Copy out each line of the material below that holds the string "Беларусь".

--- BEGIN ---

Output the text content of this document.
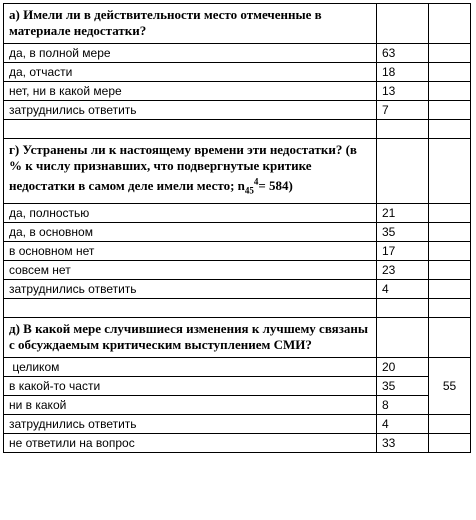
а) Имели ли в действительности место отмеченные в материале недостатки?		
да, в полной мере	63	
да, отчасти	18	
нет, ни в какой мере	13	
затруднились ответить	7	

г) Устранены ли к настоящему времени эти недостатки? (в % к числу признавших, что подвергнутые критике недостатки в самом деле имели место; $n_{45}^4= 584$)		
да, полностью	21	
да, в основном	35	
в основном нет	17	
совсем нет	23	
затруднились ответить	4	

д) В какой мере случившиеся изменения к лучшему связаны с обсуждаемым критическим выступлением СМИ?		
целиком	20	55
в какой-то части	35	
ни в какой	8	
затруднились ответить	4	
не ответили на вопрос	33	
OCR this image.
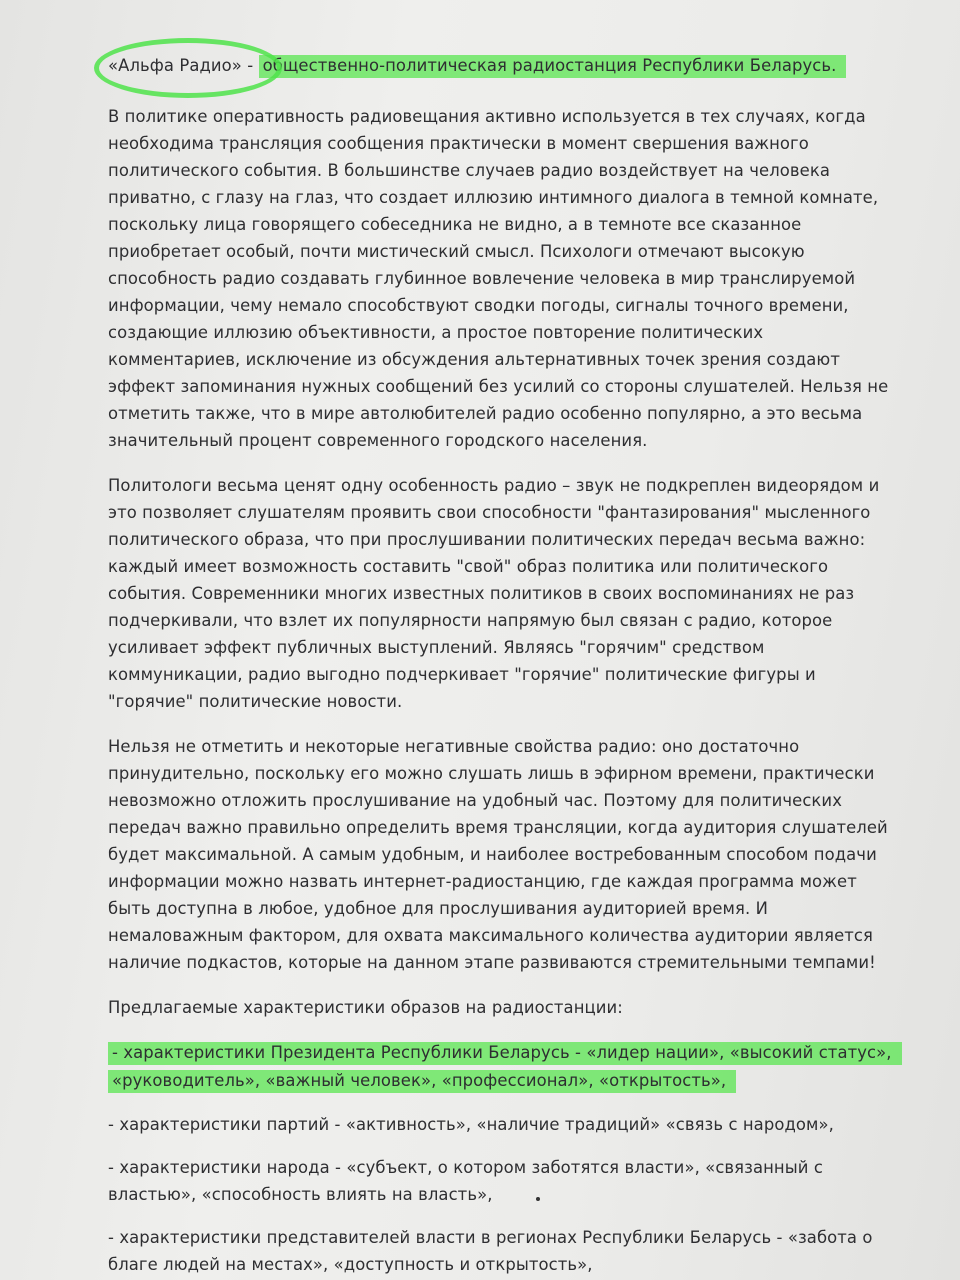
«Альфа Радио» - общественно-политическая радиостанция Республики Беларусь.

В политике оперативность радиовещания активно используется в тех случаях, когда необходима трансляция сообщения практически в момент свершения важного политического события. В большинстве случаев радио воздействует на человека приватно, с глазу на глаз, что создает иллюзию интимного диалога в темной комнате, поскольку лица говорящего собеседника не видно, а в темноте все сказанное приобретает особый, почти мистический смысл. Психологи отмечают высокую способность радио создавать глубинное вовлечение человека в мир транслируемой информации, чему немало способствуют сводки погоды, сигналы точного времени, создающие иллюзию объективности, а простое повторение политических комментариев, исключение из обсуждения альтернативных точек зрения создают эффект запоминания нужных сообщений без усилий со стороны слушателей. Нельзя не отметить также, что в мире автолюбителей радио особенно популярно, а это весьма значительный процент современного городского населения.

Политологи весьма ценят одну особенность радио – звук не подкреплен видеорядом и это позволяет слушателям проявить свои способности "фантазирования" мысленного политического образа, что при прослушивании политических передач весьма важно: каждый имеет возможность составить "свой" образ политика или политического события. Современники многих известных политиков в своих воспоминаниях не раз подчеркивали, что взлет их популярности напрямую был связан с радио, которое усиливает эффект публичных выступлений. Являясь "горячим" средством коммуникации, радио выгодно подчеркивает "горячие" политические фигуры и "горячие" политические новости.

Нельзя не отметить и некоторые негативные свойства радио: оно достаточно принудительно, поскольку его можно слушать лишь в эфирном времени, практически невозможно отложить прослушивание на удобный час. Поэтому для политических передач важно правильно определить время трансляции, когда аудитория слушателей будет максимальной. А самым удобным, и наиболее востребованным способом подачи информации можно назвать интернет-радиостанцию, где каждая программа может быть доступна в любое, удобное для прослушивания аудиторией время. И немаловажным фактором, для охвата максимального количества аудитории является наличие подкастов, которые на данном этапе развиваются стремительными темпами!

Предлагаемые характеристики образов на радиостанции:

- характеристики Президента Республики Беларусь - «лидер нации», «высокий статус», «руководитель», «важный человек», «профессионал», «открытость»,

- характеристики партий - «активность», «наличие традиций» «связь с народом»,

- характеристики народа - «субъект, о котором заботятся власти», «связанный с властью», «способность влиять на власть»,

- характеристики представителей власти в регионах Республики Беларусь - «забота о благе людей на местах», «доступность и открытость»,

--- END ---

*CORRECT ANSWER:*
«Альфа Радио» - общественно-политическая радиостанция Республики Беларусь.
- характеристики Президента Республики Беларусь - «лидер нации», «высокий статус», «руководитель», «важный человек», «профессионал», «открытость»,
- характеристики представителей власти в регионах Республики Беларусь - «забота о благе людей на местах», «доступность и открытость»,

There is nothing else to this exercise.